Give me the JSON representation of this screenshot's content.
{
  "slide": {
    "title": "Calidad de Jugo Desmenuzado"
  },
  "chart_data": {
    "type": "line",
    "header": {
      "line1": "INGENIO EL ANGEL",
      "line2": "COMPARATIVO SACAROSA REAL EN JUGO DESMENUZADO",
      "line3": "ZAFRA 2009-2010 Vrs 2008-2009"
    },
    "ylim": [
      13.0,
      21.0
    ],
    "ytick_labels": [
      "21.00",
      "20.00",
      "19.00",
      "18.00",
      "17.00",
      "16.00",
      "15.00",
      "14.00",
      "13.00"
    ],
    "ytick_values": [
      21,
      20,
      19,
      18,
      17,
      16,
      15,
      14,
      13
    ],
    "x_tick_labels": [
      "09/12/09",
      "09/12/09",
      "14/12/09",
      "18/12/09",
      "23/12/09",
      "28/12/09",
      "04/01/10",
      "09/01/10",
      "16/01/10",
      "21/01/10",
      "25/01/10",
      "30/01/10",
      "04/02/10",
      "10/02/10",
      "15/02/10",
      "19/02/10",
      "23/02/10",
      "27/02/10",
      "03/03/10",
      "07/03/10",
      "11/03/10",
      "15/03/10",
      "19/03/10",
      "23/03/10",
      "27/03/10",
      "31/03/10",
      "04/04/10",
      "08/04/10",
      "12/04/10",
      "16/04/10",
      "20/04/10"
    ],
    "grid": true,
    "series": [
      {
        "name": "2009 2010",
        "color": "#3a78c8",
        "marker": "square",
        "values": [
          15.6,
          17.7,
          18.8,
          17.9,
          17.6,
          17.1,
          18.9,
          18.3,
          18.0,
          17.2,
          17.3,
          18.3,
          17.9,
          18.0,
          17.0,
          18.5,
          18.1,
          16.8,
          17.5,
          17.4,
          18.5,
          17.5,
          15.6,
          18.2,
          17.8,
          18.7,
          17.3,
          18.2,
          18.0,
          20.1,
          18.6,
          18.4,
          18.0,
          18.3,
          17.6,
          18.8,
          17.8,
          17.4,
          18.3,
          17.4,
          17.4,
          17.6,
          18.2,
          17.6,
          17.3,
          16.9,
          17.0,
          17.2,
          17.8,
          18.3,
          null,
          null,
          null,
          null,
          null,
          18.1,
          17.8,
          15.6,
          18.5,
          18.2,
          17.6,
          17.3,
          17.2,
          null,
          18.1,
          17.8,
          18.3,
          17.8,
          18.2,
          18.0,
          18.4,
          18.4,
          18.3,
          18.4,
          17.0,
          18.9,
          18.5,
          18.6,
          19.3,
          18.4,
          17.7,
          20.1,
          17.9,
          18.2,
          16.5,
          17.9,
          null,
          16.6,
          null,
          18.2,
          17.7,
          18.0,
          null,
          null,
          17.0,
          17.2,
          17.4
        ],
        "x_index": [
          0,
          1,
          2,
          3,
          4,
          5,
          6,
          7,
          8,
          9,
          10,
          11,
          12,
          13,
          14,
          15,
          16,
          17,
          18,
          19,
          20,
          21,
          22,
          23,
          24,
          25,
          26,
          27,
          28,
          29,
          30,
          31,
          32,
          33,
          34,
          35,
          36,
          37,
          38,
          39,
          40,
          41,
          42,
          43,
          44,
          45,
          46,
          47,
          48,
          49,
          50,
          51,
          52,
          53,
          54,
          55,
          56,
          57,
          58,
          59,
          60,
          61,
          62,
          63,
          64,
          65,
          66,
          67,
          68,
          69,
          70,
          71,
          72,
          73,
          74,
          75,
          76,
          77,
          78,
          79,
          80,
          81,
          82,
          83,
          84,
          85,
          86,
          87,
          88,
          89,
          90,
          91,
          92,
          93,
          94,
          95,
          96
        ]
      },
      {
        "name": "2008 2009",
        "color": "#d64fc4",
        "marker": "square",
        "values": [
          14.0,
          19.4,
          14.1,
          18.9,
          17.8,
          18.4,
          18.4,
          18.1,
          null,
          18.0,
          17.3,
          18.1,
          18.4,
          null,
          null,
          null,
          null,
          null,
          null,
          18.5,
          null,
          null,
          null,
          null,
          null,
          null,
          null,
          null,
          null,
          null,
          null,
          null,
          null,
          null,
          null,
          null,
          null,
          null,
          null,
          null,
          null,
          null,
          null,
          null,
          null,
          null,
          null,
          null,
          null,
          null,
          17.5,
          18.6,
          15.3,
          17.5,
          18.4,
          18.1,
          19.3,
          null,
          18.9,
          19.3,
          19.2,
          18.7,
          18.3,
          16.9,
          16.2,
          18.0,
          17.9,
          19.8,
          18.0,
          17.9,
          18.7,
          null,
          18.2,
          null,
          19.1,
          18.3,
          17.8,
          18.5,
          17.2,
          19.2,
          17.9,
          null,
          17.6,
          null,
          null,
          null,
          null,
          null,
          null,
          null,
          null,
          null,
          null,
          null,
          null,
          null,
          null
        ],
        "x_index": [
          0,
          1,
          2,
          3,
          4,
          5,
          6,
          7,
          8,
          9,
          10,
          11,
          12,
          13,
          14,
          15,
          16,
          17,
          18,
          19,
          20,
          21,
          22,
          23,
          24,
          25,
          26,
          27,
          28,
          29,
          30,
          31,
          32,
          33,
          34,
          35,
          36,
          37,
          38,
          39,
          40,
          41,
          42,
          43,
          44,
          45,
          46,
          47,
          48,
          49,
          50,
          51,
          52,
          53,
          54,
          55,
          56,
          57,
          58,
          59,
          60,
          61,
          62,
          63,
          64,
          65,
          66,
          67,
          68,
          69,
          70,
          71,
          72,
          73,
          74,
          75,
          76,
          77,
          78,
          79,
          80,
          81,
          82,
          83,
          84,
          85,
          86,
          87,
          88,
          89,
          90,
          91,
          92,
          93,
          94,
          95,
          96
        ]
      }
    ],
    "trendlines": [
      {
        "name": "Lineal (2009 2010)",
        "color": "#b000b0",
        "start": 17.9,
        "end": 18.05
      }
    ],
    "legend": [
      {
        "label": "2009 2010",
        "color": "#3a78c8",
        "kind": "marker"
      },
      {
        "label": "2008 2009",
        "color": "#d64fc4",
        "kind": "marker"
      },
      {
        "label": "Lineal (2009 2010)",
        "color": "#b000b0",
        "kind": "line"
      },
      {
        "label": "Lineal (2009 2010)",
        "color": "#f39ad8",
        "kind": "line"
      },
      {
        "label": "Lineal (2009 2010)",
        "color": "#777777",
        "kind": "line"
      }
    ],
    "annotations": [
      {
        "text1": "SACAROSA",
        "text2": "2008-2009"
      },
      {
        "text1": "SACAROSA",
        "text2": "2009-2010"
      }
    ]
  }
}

* **EXERCISE OBJECTIVE**:
Every record shown above must be echoed exactly.

* **EXERCISE RESULT**:
Give me the JSON representation of this screenshot's content.
{
  "slide": {
    "title": "Calidad de Jugo Desmenuzado"
  },
  "chart_data": {
    "type": "line",
    "header": {
      "line1": "INGENIO EL ANGEL",
      "line2": "COMPARATIVO SACAROSA REAL EN JUGO DESMENUZADO",
      "line3": "ZAFRA 2009-2010 Vrs 2008-2009"
    },
    "ylim": [
      13.0,
      21.0
    ],
    "ytick_labels": [
      "21.00",
      "20.00",
      "19.00",
      "18.00",
      "17.00",
      "16.00",
      "15.00",
      "14.00",
      "13.00"
    ],
    "ytick_values": [
      21,
      20,
      19,
      18,
      17,
      16,
      15,
      14,
      13
    ],
    "x_tick_labels": [
      "09/12/09",
      "09/12/09",
      "14/12/09",
      "18/12/09",
      "23/12/09",
      "28/12/09",
      "04/01/10",
      "09/01/10",
      "16/01/10",
      "21/01/10",
      "25/01/10",
      "30/01/10",
      "04/02/10",
      "10/02/10",
      "15/02/10",
      "19/02/10",
      "23/02/10",
      "27/02/10",
      "03/03/10",
      "07/03/10",
      "11/03/10",
      "15/03/10",
      "19/03/10",
      "23/03/10",
      "27/03/10",
      "31/03/10",
      "04/04/10",
      "08/04/10",
      "12/04/10",
      "16/04/10",
      "20/04/10"
    ],
    "grid": true,
    "series": [
      {
        "name": "2009 2010",
        "color": "#3a78c8",
        "marker": "square",
        "values": [
          15.6,
          17.7,
          18.8,
          17.9,
          17.6,
          17.1,
          18.9,
          18.3,
          18.0,
          17.2,
          17.3,
          18.3,
          17.9,
          18.0,
          17.0,
          18.5,
          18.1,
          16.8,
          17.5,
          17.4,
          18.5,
          17.5,
          15.6,
          18.2,
          17.8,
          18.7,
          17.3,
          18.2,
          18.0,
          20.1,
          18.6,
          18.4,
          18.0,
          18.3,
          17.6,
          18.8,
          17.8,
          17.4,
          18.3,
          17.4,
          17.4,
          17.6,
          18.2,
          17.6,
          17.3,
          16.9,
          17.0,
          17.2,
          17.8,
          18.3,
          null,
          null,
          null,
          null,
          null,
          18.1,
          17.8,
          15.6,
          18.5,
          18.2,
          17.6,
          17.3,
          17.2,
          null,
          18.1,
          17.8,
          18.3,
          17.8,
          18.2,
          18.0,
          18.4,
          18.4,
          18.3,
          18.4,
          17.0,
          18.9,
          18.5,
          18.6,
          19.3,
          18.4,
          17.7,
          20.1,
          17.9,
          18.2,
          16.5,
          17.9,
          null,
          16.6,
          null,
          18.2,
          17.7,
          18.0,
          null,
          null,
          17.0,
          17.2,
          17.4
        ],
        "x_index": [
          0,
          1,
          2,
          3,
          4,
          5,
          6,
          7,
          8,
          9,
          10,
          11,
          12,
          13,
          14,
          15,
          16,
          17,
          18,
          19,
          20,
          21,
          22,
          23,
          24,
          25,
          26,
          27,
          28,
          29,
          30,
          31,
          32,
          33,
          34,
          35,
          36,
          37,
          38,
          39,
          40,
          41,
          42,
          43,
          44,
          45,
          46,
          47,
          48,
          49,
          50,
          51,
          52,
          53,
          54,
          55,
          56,
          57,
          58,
          59,
          60,
          61,
          62,
          63,
          64,
          65,
          66,
          67,
          68,
          69,
          70,
          71,
          72,
          73,
          74,
          75,
          76,
          77,
          78,
          79,
          80,
          81,
          82,
          83,
          84,
          85,
          86,
          87,
          88,
          89,
          90,
          91,
          92,
          93,
          94,
          95,
          96
        ]
      },
      {
        "name": "2008 2009",
        "color": "#d64fc4",
        "marker": "square",
        "values": [
          14.0,
          19.4,
          14.1,
          18.9,
          17.8,
          18.4,
          18.4,
          18.1,
          null,
          18.0,
          17.3,
          18.1,
          18.4,
          null,
          null,
          null,
          null,
          null,
          null,
          18.5,
          null,
          null,
          null,
          null,
          null,
          null,
          null,
          null,
          null,
          null,
          null,
          null,
          null,
          null,
          null,
          null,
          null,
          null,
          null,
          null,
          null,
          null,
          null,
          null,
          null,
          null,
          null,
          null,
          null,
          null,
          17.5,
          18.6,
          15.3,
          17.5,
          18.4,
          18.1,
          19.3,
          null,
          18.9,
          19.3,
          19.2,
          18.7,
          18.3,
          16.9,
          16.2,
          18.0,
          17.9,
          19.8,
          18.0,
          17.9,
          18.7,
          null,
          18.2,
          null,
          19.1,
          18.3,
          17.8,
          18.5,
          17.2,
          19.2,
          17.9,
          null,
          17.6,
          null,
          null,
          null,
          null,
          null,
          null,
          null,
          null,
          null,
          null,
          null,
          null,
          null,
          null
        ],
        "x_index": [
          0,
          1,
          2,
          3,
          4,
          5,
          6,
          7,
          8,
          9,
          10,
          11,
          12,
          13,
          14,
          15,
          16,
          17,
          18,
          19,
          20,
          21,
          22,
          23,
          24,
          25,
          26,
          27,
          28,
          29,
          30,
          31,
          32,
          33,
          34,
          35,
          36,
          37,
          38,
          39,
          40,
          41,
          42,
          43,
          44,
          45,
          46,
          47,
          48,
          49,
          50,
          51,
          52,
          53,
          54,
          55,
          56,
          57,
          58,
          59,
          60,
          61,
          62,
          63,
          64,
          65,
          66,
          67,
          68,
          69,
          70,
          71,
          72,
          73,
          74,
          75,
          76,
          77,
          78,
          79,
          80,
          81,
          82,
          83,
          84,
          85,
          86,
          87,
          88,
          89,
          90,
          91,
          92,
          93,
          94,
          95,
          96
        ]
      }
    ],
    "trendlines": [
      {
        "name": "Lineal (2009 2010)",
        "color": "#b000b0",
        "start": 17.9,
        "end": 18.05
      }
    ],
    "legend": [
      {
        "label": "2009 2010",
        "color": "#3a78c8",
        "kind": "marker"
      },
      {
        "label": "2008 2009",
        "color": "#d64fc4",
        "kind": "marker"
      },
      {
        "label": "Lineal (2009 2010)",
        "color": "#b000b0",
        "kind": "line"
      },
      {
        "label": "Lineal (2009 2010)",
        "color": "#f39ad8",
        "kind": "line"
      },
      {
        "label": "Lineal (2009 2010)",
        "color": "#777777",
        "kind": "line"
      }
    ],
    "annotations": [
      {
        "text1": "SACAROSA",
        "text2": "2008-2009"
      },
      {
        "text1": "SACAROSA",
        "text2": "2009-2010"
      }
    ]
  }
}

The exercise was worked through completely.